__Given exercise__: Give back the whole listing exactly as shown.

__Records__:
####

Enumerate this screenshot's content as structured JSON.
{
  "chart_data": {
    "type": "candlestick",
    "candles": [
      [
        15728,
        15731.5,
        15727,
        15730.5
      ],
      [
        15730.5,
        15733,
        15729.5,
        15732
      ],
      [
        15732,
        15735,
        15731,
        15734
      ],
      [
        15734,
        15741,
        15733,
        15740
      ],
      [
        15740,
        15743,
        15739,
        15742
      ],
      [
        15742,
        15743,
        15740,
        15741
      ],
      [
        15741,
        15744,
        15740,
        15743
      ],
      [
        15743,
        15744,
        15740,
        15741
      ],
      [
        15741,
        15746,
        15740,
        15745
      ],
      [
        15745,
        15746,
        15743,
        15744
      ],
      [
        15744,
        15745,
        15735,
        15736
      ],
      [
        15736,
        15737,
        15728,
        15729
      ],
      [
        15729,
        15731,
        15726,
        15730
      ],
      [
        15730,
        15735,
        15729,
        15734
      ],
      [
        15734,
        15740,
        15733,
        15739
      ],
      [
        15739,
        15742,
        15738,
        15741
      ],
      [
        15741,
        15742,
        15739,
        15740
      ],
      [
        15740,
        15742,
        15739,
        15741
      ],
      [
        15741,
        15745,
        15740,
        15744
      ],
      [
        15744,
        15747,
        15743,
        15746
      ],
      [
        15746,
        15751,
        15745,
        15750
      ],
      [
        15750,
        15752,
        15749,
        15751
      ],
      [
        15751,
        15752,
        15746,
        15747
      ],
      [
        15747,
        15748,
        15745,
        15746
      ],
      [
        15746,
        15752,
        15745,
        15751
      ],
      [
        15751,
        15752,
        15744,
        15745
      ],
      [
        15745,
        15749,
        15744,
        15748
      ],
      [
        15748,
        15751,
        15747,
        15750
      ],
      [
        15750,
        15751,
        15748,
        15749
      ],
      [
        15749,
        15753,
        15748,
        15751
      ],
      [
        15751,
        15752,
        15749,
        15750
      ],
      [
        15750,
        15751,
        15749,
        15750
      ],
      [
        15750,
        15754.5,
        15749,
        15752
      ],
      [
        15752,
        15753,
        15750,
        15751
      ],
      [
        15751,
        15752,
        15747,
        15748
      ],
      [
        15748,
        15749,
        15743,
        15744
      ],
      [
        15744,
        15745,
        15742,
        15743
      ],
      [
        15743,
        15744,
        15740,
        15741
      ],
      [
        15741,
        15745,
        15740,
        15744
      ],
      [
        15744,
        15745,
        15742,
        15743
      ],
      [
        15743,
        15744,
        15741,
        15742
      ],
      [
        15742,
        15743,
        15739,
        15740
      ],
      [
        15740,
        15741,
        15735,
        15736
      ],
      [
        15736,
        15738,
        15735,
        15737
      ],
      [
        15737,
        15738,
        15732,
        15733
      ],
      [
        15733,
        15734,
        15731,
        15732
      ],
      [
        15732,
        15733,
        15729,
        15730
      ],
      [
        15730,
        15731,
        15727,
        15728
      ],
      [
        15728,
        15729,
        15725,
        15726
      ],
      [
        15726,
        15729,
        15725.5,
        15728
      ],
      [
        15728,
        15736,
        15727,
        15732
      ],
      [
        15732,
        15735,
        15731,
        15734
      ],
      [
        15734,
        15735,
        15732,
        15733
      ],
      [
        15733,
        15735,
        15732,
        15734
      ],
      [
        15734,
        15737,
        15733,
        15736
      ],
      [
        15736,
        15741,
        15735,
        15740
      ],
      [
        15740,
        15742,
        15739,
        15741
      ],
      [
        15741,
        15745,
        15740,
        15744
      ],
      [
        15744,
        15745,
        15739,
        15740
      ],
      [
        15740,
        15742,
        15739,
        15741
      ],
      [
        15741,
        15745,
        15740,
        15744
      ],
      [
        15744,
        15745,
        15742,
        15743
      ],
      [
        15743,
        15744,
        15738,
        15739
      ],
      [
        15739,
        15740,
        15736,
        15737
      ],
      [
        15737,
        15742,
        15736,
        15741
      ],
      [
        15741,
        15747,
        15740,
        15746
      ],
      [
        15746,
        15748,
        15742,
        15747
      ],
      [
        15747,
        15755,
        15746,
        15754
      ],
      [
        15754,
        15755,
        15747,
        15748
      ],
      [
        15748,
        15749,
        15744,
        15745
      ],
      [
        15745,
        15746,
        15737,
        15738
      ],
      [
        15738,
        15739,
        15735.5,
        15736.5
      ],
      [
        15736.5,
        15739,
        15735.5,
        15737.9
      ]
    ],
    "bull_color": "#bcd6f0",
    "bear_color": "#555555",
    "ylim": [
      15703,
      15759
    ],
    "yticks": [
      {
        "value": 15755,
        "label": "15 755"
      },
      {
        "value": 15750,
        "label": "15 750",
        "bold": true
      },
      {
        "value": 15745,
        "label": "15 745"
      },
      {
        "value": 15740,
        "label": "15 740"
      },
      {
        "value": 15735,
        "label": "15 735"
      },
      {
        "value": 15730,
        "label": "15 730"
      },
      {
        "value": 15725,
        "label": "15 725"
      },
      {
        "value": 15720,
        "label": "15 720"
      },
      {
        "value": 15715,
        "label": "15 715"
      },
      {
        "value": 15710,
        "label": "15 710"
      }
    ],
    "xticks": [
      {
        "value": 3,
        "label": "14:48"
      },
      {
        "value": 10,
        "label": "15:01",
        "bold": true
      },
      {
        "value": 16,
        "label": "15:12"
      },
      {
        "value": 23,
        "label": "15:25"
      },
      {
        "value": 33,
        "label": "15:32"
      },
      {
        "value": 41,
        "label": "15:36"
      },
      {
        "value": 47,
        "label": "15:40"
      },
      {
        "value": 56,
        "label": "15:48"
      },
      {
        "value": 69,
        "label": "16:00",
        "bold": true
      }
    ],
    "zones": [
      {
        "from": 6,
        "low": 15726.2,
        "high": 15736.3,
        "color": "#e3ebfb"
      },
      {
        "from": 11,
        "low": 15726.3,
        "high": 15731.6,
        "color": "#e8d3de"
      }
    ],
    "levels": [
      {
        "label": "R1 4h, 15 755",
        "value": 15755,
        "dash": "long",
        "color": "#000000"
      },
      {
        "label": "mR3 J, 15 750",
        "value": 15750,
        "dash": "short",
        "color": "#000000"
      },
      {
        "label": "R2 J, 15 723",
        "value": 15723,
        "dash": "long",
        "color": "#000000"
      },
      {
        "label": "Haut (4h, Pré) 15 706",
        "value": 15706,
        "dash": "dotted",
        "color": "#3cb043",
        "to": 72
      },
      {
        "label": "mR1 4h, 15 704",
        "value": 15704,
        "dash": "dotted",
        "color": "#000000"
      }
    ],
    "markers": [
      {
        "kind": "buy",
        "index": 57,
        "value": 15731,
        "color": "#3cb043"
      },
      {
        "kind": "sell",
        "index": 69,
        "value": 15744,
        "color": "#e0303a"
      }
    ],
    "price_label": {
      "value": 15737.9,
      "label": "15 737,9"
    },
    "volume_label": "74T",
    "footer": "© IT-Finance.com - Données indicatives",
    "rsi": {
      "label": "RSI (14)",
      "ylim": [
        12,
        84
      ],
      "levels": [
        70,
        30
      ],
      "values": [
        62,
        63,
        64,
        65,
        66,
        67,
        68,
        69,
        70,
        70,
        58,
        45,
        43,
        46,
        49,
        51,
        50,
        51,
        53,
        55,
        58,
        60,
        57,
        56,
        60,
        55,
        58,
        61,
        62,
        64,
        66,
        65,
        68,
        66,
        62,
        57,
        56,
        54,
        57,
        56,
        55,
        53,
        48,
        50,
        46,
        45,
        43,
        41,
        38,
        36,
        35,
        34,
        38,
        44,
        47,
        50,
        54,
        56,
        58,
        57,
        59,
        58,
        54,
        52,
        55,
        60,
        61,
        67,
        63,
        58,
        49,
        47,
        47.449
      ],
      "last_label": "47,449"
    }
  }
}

####

__Completed task__:
Enumerate this screenshot's content as structured JSON.
{
  "chart_data": {
    "type": "candlestick",
    "candles": [
      [
        15728,
        15731.5,
        15727,
        15730.5
      ],
      [
        15730.5,
        15733,
        15729.5,
        15732
      ],
      [
        15732,
        15735,
        15731,
        15734
      ],
      [
        15734,
        15741,
        15733,
        15740
      ],
      [
        15740,
        15743,
        15739,
        15742
      ],
      [
        15742,
        15743,
        15740,
        15741
      ],
      [
        15741,
        15744,
        15740,
        15743
      ],
      [
        15743,
        15744,
        15740,
        15741
      ],
      [
        15741,
        15746,
        15740,
        15745
      ],
      [
        15745,
        15746,
        15743,
        15744
      ],
      [
        15744,
        15745,
        15735,
        15736
      ],
      [
        15736,
        15737,
        15728,
        15729
      ],
      [
        15729,
        15731,
        15726,
        15730
      ],
      [
        15730,
        15735,
        15729,
        15734
      ],
      [
        15734,
        15740,
        15733,
        15739
      ],
      [
        15739,
        15742,
        15738,
        15741
      ],
      [
        15741,
        15742,
        15739,
        15740
      ],
      [
        15740,
        15742,
        15739,
        15741
      ],
      [
        15741,
        15745,
        15740,
        15744
      ],
      [
        15744,
        15747,
        15743,
        15746
      ],
      [
        15746,
        15751,
        15745,
        15750
      ],
      [
        15750,
        15752,
        15749,
        15751
      ],
      [
        15751,
        15752,
        15746,
        15747
      ],
      [
        15747,
        15748,
        15745,
        15746
      ],
      [
        15746,
        15752,
        15745,
        15751
      ],
      [
        15751,
        15752,
        15744,
        15745
      ],
      [
        15745,
        15749,
        15744,
        15748
      ],
      [
        15748,
        15751,
        15747,
        15750
      ],
      [
        15750,
        15751,
        15748,
        15749
      ],
      [
        15749,
        15753,
        15748,
        15751
      ],
      [
        15751,
        15752,
        15749,
        15750
      ],
      [
        15750,
        15751,
        15749,
        15750
      ],
      [
        15750,
        15754.5,
        15749,
        15752
      ],
      [
        15752,
        15753,
        15750,
        15751
      ],
      [
        15751,
        15752,
        15747,
        15748
      ],
      [
        15748,
        15749,
        15743,
        15744
      ],
      [
        15744,
        15745,
        15742,
        15743
      ],
      [
        15743,
        15744,
        15740,
        15741
      ],
      [
        15741,
        15745,
        15740,
        15744
      ],
      [
        15744,
        15745,
        15742,
        15743
      ],
      [
        15743,
        15744,
        15741,
        15742
      ],
      [
        15742,
        15743,
        15739,
        15740
      ],
      [
        15740,
        15741,
        15735,
        15736
      ],
      [
        15736,
        15738,
        15735,
        15737
      ],
      [
        15737,
        15738,
        15732,
        15733
      ],
      [
        15733,
        15734,
        15731,
        15732
      ],
      [
        15732,
        15733,
        15729,
        15730
      ],
      [
        15730,
        15731,
        15727,
        15728
      ],
      [
        15728,
        15729,
        15725,
        15726
      ],
      [
        15726,
        15729,
        15725.5,
        15728
      ],
      [
        15728,
        15736,
        15727,
        15732
      ],
      [
        15732,
        15735,
        15731,
        15734
      ],
      [
        15734,
        15735,
        15732,
        15733
      ],
      [
        15733,
        15735,
        15732,
        15734
      ],
      [
        15734,
        15737,
        15733,
        15736
      ],
      [
        15736,
        15741,
        15735,
        15740
      ],
      [
        15740,
        15742,
        15739,
        15741
      ],
      [
        15741,
        15745,
        15740,
        15744
      ],
      [
        15744,
        15745,
        15739,
        15740
      ],
      [
        15740,
        15742,
        15739,
        15741
      ],
      [
        15741,
        15745,
        15740,
        15744
      ],
      [
        15744,
        15745,
        15742,
        15743
      ],
      [
        15743,
        15744,
        15738,
        15739
      ],
      [
        15739,
        15740,
        15736,
        15737
      ],
      [
        15737,
        15742,
        15736,
        15741
      ],
      [
        15741,
        15747,
        15740,
        15746
      ],
      [
        15746,
        15748,
        15742,
        15747
      ],
      [
        15747,
        15755,
        15746,
        15754
      ],
      [
        15754,
        15755,
        15747,
        15748
      ],
      [
        15748,
        15749,
        15744,
        15745
      ],
      [
        15745,
        15746,
        15737,
        15738
      ],
      [
        15738,
        15739,
        15735.5,
        15736.5
      ],
      [
        15736.5,
        15739,
        15735.5,
        15737.9
      ]
    ],
    "bull_color": "#bcd6f0",
    "bear_color": "#555555",
    "ylim": [
      15703,
      15759
    ],
    "yticks": [
      {
        "value": 15755,
        "label": "15 755"
      },
      {
        "value": 15750,
        "label": "15 750",
        "bold": true
      },
      {
        "value": 15745,
        "label": "15 745"
      },
      {
        "value": 15740,
        "label": "15 740"
      },
      {
        "value": 15735,
        "label": "15 735"
      },
      {
        "value": 15730,
        "label": "15 730"
      },
      {
        "value": 15725,
        "label": "15 725"
      },
      {
        "value": 15720,
        "label": "15 720"
      },
      {
        "value": 15715,
        "label": "15 715"
      },
      {
        "value": 15710,
        "label": "15 710"
      }
    ],
    "xticks": [
      {
        "value": 3,
        "label": "14:48"
      },
      {
        "value": 10,
        "label": "15:01",
        "bold": true
      },
      {
        "value": 16,
        "label": "15:12"
      },
      {
        "value": 23,
        "label": "15:25"
      },
      {
        "value": 33,
        "label": "15:32"
      },
      {
        "value": 41,
        "label": "15:36"
      },
      {
        "value": 47,
        "label": "15:40"
      },
      {
        "value": 56,
        "label": "15:48"
      },
      {
        "value": 69,
        "label": "16:00",
        "bold": true
      }
    ],
    "zones": [
      {
        "from": 6,
        "low": 15726.2,
        "high": 15736.3,
        "color": "#e3ebfb"
      },
      {
        "from": 11,
        "low": 15726.3,
        "high": 15731.6,
        "color": "#e8d3de"
      }
    ],
    "levels": [
      {
        "label": "R1 4h, 15 755",
        "value": 15755,
        "dash": "long",
        "color": "#000000"
      },
      {
        "label": "mR3 J, 15 750",
        "value": 15750,
        "dash": "short",
        "color": "#000000"
      },
      {
        "label": "R2 J, 15 723",
        "value": 15723,
        "dash": "long",
        "color": "#000000"
      },
      {
        "label": "Haut (4h, Pré) 15 706",
        "value": 15706,
        "dash": "dotted",
        "color": "#3cb043",
        "to": 72
      },
      {
        "label": "mR1 4h, 15 704",
        "value": 15704,
        "dash": "dotted",
        "color": "#000000"
      }
    ],
    "markers": [
      {
        "kind": "buy",
        "index": 57,
        "value": 15731,
        "color": "#3cb043"
      },
      {
        "kind": "sell",
        "index": 69,
        "value": 15744,
        "color": "#e0303a"
      }
    ],
    "price_label": {
      "value": 15737.9,
      "label": "15 737,9"
    },
    "volume_label": "74T",
    "footer": "© IT-Finance.com - Données indicatives",
    "rsi": {
      "label": "RSI (14)",
      "ylim": [
        12,
        84
      ],
      "levels": [
        70,
        30
      ],
      "values": [
        62,
        63,
        64,
        65,
        66,
        67,
        68,
        69,
        70,
        70,
        58,
        45,
        43,
        46,
        49,
        51,
        50,
        51,
        53,
        55,
        58,
        60,
        57,
        56,
        60,
        55,
        58,
        61,
        62,
        64,
        66,
        65,
        68,
        66,
        62,
        57,
        56,
        54,
        57,
        56,
        55,
        53,
        48,
        50,
        46,
        45,
        43,
        41,
        38,
        36,
        35,
        34,
        38,
        44,
        47,
        50,
        54,
        56,
        58,
        57,
        59,
        58,
        54,
        52,
        55,
        60,
        61,
        67,
        63,
        58,
        49,
        47,
        47.449
      ],
      "last_label": "47,449"
    }
  }
}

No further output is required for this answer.